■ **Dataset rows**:
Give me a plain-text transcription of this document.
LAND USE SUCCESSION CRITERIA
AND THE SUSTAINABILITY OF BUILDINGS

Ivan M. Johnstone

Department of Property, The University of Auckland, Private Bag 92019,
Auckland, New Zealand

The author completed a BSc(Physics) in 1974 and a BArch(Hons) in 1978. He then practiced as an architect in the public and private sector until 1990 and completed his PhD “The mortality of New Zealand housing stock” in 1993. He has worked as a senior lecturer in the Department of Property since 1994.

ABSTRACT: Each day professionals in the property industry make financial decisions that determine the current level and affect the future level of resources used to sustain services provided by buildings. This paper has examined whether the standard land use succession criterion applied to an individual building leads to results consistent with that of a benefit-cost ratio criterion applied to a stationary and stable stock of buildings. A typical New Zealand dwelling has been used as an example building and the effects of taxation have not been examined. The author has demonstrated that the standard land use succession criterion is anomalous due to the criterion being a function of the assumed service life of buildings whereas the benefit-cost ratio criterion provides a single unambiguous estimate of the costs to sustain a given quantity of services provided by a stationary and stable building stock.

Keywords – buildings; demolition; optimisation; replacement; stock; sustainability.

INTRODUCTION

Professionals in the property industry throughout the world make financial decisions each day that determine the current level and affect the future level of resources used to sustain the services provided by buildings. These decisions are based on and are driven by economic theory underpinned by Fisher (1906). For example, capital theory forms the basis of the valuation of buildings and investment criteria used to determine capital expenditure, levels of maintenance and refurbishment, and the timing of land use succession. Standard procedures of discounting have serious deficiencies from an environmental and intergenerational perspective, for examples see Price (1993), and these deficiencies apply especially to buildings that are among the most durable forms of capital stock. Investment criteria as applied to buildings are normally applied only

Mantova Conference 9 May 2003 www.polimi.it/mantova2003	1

■ **To do**:
Where a line holds "Department", copy it out.

■ **The answer**:
Department of Property, The University of Auckland, Private Bag 92019,
The author completed a BSc(Physics) in 1974 and a BArch(Hons) in 1978. He then practiced as an architect in the public and private sector until 1990 and completed his PhD “The mortality of New Zealand housing stock” in 1993. He has worked as a senior lecturer in the Department of Property since 1994.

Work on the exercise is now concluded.